**Text shown:**
11711 Advanced NLP: Architectures
Lec4 Recurrent Neural Networks
Motivation: N-gram and feedforward models have limited context (N-1 tokens). RNNs provide theoretically infinite context.
Three Types of Sequence Models
- Recurrence: Condition representations on an encoding of history
- Convolution: Condition representations on local context
- Attention: Condition representations on weighted average of all tokens
Basic RNN (Elman, 1980)
A sequence model \(f_\theta(x_1, \ldots, x_{|x|}) \rightarrow h_1, \ldots, h_{|x|}\) that transforms a hidden state at each step:
\[h_t = \sigma(W_h h_{t-1} + W_x x_t + b)\]
where \(\sigma\) is activation (tanh, relu), \(h_t \in \mathbb{R}^d\) is hidden state, parameters \(\theta = \{W_h \in \mathbb{R}^{d \times d}, W_x \in \mathbb{R}^{d \times d_{in}}, b \in \mathbb{R}^d\}\)
For language modeling: \(p_\theta(\cdot \mid x_{<t}) = \text{softmax}(W h_t)\)
RNN Training
Backpropagation Through Time (BPTT): Unroll the RNN into a DAG computation graph, run standard backprop.
- Same parameters at each step; gradients are accumulated
- Training objective (MLE): \(\min -\sum_{x \in D_{train}} \sum_t \log p_\theta(x_t \mid x_{<t})\)
- Parallelization is difficult: Computing loss at step \(t\) requires \(h_t\), which depends on \(h_{t-1}, h_{t-2}, \ldots\)
RNN Inference
Generate one token → use new hidden state → repeat until
[EOS]
- Pros: Only need to store previous hidden state (constant memory), \(O(1)\) per step, \(O(T)\) total for length \(T\)
- Cons: Sequential, cannot parallelize
Vanishing Gradients
Gradients decrease as they propagate back: \(\frac{\partial L}{\partial h_0}\) becomes tiny.
Why? \(\frac{\partial h_T}{\partial h_t} = \prod_{t'=t}^{T} \frac{\partial h_{t'+1}}{\partial h_{t'}}\), where \(\frac{\partial h_{t'+1}}{\partial h_{t'}} = \text{diag}(\tanh'(\cdot)) W\)

**Challenge 1:** From the entries below, write out each line exactly as it appears, starting with the line containing "x-axis-label: Source (L2R)" and going on through the line containing "heatmap-cell (612, 1035, 670, 1059)", both included.

**Exercise material:**
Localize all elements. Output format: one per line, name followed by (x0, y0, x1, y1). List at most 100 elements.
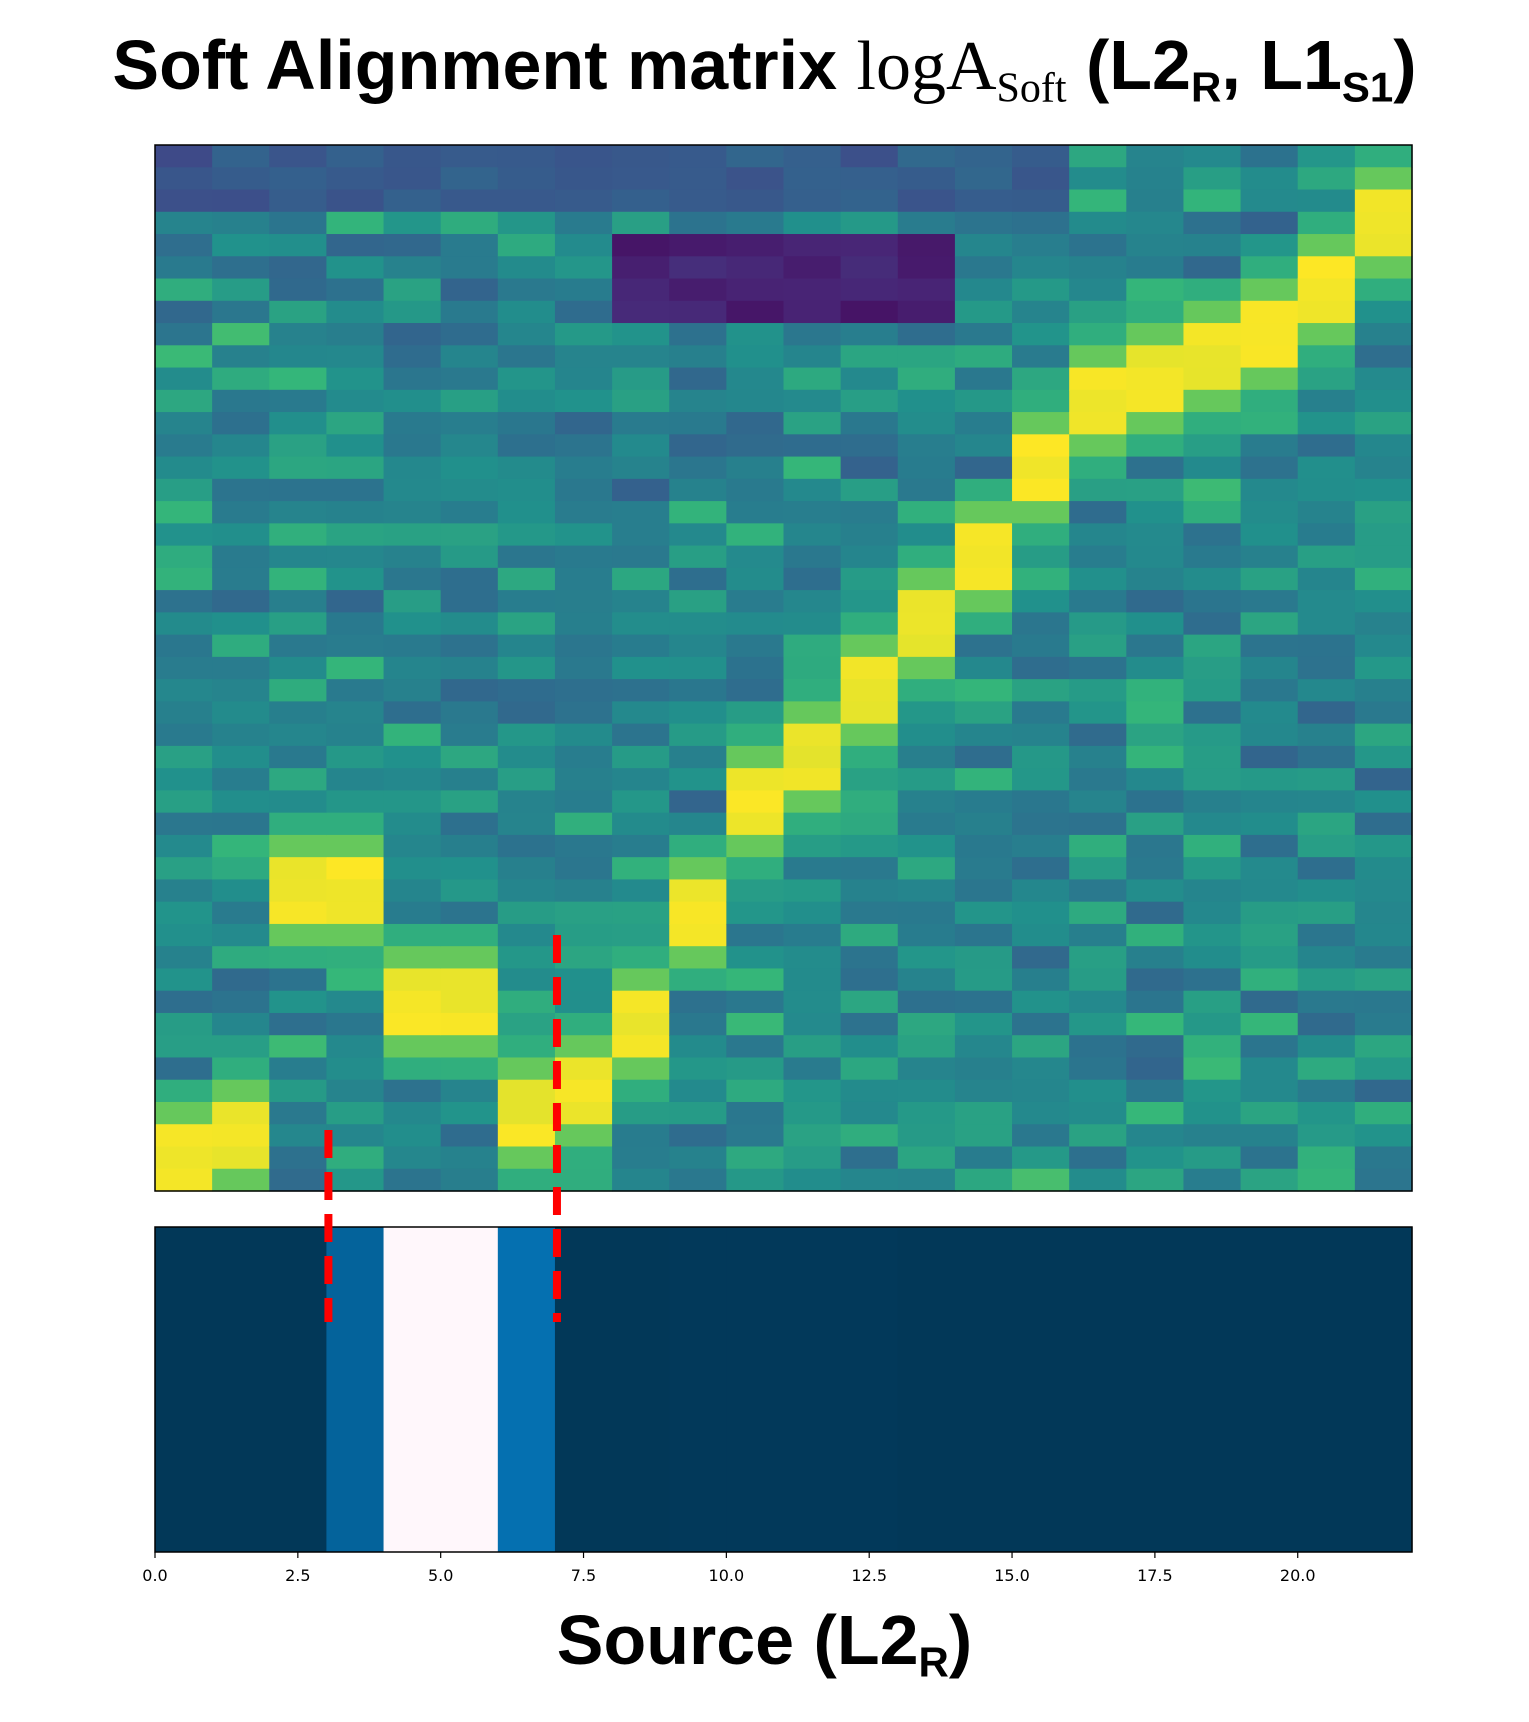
x-axis-label: Source (L2R) (0, 1605, 1529, 1683)
heatmap-cell (897, 501, 956, 524)
heatmap-cell (1012, 634, 1070, 658)
heatmap-cell (383, 723, 442, 747)
heatmap-cell (612, 901, 670, 925)
heatmap-cell (269, 701, 328, 725)
heatmap-cell (212, 634, 270, 658)
heatmap-cell (612, 345, 670, 369)
heatmap-cell (726, 1101, 785, 1125)
heatmap-cell (726, 1124, 785, 1148)
heatmap-cell (1126, 1101, 1185, 1125)
heatmap-cell (383, 367, 442, 391)
heatmap-cell (1354, 1101, 1413, 1125)
heatmap-cell (440, 1079, 499, 1103)
heatmap-cell (212, 367, 270, 391)
heatmap-cell (897, 656, 956, 680)
heatmap-cell (897, 211, 956, 235)
heatmap-cell (897, 590, 956, 613)
heatmap-cell (212, 1035, 270, 1059)
heatmap-cell (1069, 389, 1127, 413)
heatmap-cell (840, 523, 899, 547)
heatmap-cell (954, 857, 1013, 881)
heatmap-cell (783, 923, 842, 947)
heatmap-cell (726, 567, 785, 591)
heatmap-cell (1240, 211, 1299, 235)
heatmap-cell (897, 189, 956, 213)
heatmap-cell (897, 634, 956, 658)
heatmap-cell (1240, 189, 1299, 213)
heatmap-cell (954, 990, 1013, 1014)
heatmap-cell (212, 834, 270, 858)
heatmap-cell (554, 946, 613, 970)
heatmap-cell (1240, 1079, 1299, 1103)
heatmap-cell (212, 790, 270, 814)
heatmap-cell (155, 567, 213, 591)
heatmap-cell (326, 701, 385, 725)
x-tick-label: 12.5 (851, 1566, 887, 1585)
x-axis-label-close: ) (948, 1601, 973, 1679)
heatmap-cell (383, 1057, 442, 1081)
heatmap-cell (383, 1168, 442, 1192)
heatmap-cell (1183, 434, 1242, 458)
heatmap-cell (1354, 612, 1413, 636)
heatmap-cell (612, 1035, 670, 1059)
heatmap-cell (1069, 946, 1127, 970)
heatmap-cell (212, 389, 270, 413)
heatmap-cell (1297, 768, 1356, 792)
heatmap-cell (1126, 879, 1185, 903)
heatmap-cell (954, 723, 1013, 747)
heatmap-cell (554, 1101, 613, 1125)
heatmap-cell (1297, 990, 1356, 1014)
heatmap-cell (1297, 901, 1356, 925)
heatmap-cell (840, 923, 899, 947)
heatmap-cell (783, 1124, 842, 1148)
heatmap-cell (383, 745, 442, 769)
heatmap-cell (897, 879, 956, 903)
heatmap-cell (1240, 478, 1299, 502)
heatmap-cell (1012, 234, 1070, 257)
heatmap-cell (897, 478, 956, 502)
heatmap-cell (212, 857, 270, 881)
heatmap-cell (669, 478, 727, 502)
heatmap-cell (1240, 145, 1299, 168)
heatmap-cell (840, 857, 899, 881)
heatmap-cell (326, 567, 385, 591)
heatmap-cell (212, 990, 270, 1014)
heatmap-cell (783, 812, 842, 836)
heatmap-cell (497, 523, 556, 547)
heatmap-cell (669, 545, 727, 569)
heatmap-cell (1069, 612, 1127, 636)
heatmap-cell (497, 790, 556, 814)
heatmap-cell (383, 234, 442, 257)
heatmap-cell (383, 323, 442, 346)
heatmap-cell (897, 412, 956, 435)
heatmap-cell (669, 300, 727, 324)
heatmap-cell (726, 790, 785, 814)
heatmap-cell (497, 901, 556, 925)
heatmap-cell (1240, 879, 1299, 903)
heatmap-cell (669, 1012, 727, 1036)
heatmap-cell (326, 167, 385, 191)
heatmap-cell (326, 189, 385, 213)
heatmap-cell (1069, 834, 1127, 858)
heatmap-cell (1069, 968, 1127, 992)
heatmap-cell (612, 723, 670, 747)
heatmap-cell (497, 189, 556, 213)
heatmap-cell (669, 590, 727, 613)
heatmap-cell (554, 456, 613, 480)
heatmap-cell (554, 167, 613, 191)
heatmap-cell (1126, 456, 1185, 480)
heatmap-cell (1183, 412, 1242, 435)
heatmap-cell (554, 256, 613, 280)
heatmap-cell (1297, 1101, 1356, 1125)
strip-cell (269, 1227, 328, 1552)
heatmap-cell (726, 478, 785, 502)
heatmap-cell (497, 768, 556, 792)
x-tick-label: 5.0 (428, 1566, 453, 1585)
heatmap-cell (1012, 901, 1070, 925)
heatmap-cell (1126, 367, 1185, 391)
heatmap-cell (783, 256, 842, 280)
heatmap-cell (954, 567, 1013, 591)
heatmap-cell (897, 901, 956, 925)
heatmap-cell (783, 323, 842, 346)
heatmap-cell (1126, 145, 1185, 168)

**Challenge 2:** Reproduce verbatim the passage of the lecture notes on recurrent neural networks above, starting with "For language modeling: \(p_\theta(\cdot" and going on through "run standard backprop.".

**Full solution 1:**
x-axis-label: Source (L2R) (0, 1605, 1529, 1683)
heatmap-cell (897, 501, 956, 524)
heatmap-cell (1012, 634, 1070, 658)
heatmap-cell (383, 723, 442, 747)
heatmap-cell (612, 901, 670, 925)
heatmap-cell (269, 701, 328, 725)
heatmap-cell (212, 634, 270, 658)
heatmap-cell (612, 345, 670, 369)
heatmap-cell (726, 1101, 785, 1125)
heatmap-cell (726, 1124, 785, 1148)
heatmap-cell (1126, 1101, 1185, 1125)
heatmap-cell (383, 367, 442, 391)
heatmap-cell (1354, 1101, 1413, 1125)
heatmap-cell (440, 1079, 499, 1103)
heatmap-cell (212, 367, 270, 391)
heatmap-cell (897, 656, 956, 680)
heatmap-cell (897, 211, 956, 235)
heatmap-cell (897, 590, 956, 613)
heatmap-cell (212, 1035, 270, 1059)
heatmap-cell (1069, 389, 1127, 413)
heatmap-cell (840, 523, 899, 547)
heatmap-cell (954, 857, 1013, 881)
heatmap-cell (783, 923, 842, 947)
heatmap-cell (726, 567, 785, 591)
heatmap-cell (1240, 211, 1299, 235)
heatmap-cell (897, 189, 956, 213)
heatmap-cell (897, 634, 956, 658)
heatmap-cell (1240, 189, 1299, 213)
heatmap-cell (954, 990, 1013, 1014)
heatmap-cell (212, 834, 270, 858)
heatmap-cell (554, 946, 613, 970)
heatmap-cell (1240, 1079, 1299, 1103)
heatmap-cell (212, 790, 270, 814)
heatmap-cell (155, 567, 213, 591)
heatmap-cell (326, 701, 385, 725)
x-tick-label: 12.5 (851, 1566, 887, 1585)
x-axis-label-close: ) (948, 1601, 973, 1679)
heatmap-cell (383, 1057, 442, 1081)
heatmap-cell (383, 1168, 442, 1192)
heatmap-cell (1183, 434, 1242, 458)
heatmap-cell (1354, 612, 1413, 636)
heatmap-cell (612, 1035, 670, 1059)

**Full solution 2:**
For language modeling: \(p_\theta(\cdot \mid x_{<t}) = \text{softmax}(W h_t)\)
RNN Training
Backpropagation Through Time (BPTT): Unroll the RNN into a DAG computation graph, run standard backprop.